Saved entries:
---+---

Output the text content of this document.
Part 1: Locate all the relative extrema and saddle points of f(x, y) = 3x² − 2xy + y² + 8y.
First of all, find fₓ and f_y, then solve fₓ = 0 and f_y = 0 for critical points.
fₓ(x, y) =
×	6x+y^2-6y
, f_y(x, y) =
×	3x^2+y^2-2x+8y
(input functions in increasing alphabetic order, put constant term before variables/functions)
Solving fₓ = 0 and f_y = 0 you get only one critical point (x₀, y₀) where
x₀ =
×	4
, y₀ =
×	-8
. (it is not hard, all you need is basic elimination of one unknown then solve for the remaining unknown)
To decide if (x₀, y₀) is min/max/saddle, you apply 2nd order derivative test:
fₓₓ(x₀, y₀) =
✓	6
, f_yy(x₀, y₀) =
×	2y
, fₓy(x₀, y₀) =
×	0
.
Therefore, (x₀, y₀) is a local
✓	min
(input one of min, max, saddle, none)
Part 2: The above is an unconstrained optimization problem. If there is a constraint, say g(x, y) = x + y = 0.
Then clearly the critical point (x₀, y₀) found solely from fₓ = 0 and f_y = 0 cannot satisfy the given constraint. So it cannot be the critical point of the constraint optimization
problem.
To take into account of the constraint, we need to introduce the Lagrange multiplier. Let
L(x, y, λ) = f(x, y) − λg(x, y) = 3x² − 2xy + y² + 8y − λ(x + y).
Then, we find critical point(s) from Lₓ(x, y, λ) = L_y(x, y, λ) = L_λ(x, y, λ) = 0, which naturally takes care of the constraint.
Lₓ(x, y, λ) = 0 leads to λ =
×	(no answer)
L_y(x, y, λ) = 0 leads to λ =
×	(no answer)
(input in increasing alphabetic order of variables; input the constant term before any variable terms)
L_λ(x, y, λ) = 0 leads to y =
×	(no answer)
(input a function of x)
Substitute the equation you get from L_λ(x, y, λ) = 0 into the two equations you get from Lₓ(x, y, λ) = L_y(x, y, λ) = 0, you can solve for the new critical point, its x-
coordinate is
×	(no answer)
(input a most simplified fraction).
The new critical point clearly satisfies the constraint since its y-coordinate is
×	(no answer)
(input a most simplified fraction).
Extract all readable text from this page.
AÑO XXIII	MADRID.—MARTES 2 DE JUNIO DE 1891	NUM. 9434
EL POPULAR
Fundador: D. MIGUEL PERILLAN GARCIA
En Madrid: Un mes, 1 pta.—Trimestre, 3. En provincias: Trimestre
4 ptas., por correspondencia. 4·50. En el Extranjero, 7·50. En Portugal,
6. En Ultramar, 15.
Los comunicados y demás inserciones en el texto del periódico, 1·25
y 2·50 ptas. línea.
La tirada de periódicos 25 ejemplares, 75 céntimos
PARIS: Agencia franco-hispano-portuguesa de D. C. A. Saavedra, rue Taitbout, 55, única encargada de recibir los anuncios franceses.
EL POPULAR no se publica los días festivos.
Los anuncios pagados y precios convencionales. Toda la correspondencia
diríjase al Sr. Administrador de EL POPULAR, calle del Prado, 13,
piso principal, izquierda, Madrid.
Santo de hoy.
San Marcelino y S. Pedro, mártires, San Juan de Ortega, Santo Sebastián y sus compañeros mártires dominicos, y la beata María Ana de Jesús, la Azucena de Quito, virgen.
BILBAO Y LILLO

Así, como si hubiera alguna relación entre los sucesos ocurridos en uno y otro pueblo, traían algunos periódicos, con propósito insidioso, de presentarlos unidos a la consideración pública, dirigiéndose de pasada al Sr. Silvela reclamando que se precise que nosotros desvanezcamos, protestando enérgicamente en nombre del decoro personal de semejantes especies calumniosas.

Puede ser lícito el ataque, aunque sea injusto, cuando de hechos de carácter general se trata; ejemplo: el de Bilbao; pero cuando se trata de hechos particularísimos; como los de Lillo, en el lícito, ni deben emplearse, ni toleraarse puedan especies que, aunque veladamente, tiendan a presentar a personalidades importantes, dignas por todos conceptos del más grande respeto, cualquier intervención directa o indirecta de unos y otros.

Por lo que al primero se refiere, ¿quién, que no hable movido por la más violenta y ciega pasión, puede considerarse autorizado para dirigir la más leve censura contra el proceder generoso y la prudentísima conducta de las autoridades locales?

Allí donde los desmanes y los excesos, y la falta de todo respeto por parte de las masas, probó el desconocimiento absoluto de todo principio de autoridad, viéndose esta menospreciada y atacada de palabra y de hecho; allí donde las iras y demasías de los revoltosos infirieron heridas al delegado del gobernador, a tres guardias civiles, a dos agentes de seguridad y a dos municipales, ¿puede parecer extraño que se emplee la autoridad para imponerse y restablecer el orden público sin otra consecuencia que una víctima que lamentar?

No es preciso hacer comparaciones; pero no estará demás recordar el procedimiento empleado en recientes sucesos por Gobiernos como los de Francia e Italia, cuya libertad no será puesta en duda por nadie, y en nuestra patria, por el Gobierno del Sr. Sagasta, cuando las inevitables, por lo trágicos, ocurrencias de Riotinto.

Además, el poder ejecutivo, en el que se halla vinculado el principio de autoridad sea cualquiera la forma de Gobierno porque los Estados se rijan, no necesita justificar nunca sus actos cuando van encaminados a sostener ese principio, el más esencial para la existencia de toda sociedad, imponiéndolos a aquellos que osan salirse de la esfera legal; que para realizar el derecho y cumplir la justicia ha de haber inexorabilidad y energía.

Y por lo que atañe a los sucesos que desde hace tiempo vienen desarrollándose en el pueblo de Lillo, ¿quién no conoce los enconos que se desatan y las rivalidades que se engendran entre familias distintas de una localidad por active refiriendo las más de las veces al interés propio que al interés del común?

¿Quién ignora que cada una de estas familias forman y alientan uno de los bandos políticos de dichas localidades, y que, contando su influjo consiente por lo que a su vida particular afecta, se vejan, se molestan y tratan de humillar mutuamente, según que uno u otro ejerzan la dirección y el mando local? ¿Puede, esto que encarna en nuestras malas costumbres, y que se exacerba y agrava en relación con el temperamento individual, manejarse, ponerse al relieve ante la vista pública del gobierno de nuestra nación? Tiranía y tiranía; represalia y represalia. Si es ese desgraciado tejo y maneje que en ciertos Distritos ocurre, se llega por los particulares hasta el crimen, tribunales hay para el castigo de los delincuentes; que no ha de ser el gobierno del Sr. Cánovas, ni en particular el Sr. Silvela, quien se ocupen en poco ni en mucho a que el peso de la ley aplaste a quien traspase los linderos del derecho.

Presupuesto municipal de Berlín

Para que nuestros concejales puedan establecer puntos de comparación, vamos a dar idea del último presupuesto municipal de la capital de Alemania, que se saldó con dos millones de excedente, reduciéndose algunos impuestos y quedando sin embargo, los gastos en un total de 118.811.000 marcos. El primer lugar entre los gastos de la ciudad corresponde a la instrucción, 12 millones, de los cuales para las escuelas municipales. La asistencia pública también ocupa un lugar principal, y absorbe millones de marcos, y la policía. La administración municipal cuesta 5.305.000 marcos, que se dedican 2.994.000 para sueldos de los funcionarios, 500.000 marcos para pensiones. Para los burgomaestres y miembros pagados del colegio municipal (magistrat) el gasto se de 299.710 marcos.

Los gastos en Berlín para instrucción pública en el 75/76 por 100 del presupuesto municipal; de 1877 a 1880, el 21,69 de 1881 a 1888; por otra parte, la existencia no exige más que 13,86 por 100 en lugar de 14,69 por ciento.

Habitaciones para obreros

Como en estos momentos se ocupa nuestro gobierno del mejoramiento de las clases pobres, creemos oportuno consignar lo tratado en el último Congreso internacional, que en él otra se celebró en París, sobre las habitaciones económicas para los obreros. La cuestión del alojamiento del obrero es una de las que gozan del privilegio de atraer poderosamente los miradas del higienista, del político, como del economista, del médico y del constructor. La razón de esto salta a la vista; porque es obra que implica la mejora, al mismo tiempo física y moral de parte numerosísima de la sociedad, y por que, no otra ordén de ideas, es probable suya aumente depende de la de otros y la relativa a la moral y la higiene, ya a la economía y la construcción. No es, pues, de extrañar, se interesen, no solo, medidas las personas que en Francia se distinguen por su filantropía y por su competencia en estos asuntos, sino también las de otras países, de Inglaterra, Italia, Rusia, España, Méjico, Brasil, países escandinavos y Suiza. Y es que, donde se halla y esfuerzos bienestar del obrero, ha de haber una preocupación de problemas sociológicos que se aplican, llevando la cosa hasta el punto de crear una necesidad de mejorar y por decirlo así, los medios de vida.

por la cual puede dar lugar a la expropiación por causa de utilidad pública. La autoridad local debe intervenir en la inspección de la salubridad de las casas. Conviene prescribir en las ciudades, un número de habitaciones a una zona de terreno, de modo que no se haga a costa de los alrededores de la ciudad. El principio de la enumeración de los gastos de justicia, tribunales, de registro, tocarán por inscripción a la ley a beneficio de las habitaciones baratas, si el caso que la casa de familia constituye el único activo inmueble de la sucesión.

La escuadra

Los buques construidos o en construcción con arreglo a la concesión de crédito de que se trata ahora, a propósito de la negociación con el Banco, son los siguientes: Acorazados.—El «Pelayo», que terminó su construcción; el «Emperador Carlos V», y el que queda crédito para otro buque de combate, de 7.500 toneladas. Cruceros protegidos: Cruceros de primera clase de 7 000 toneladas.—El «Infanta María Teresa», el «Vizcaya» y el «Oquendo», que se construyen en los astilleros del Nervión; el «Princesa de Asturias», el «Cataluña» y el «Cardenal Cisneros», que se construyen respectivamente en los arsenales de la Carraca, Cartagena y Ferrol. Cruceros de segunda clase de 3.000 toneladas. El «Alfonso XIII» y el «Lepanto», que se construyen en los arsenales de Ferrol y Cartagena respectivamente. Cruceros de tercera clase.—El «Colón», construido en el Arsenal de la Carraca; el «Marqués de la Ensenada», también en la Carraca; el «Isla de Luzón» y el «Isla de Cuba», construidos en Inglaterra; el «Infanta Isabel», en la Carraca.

---+---

DIRECTIVE :: In the records above, how many lines include the string "saddle"? Answer with only the number.

THE RESULT :: 3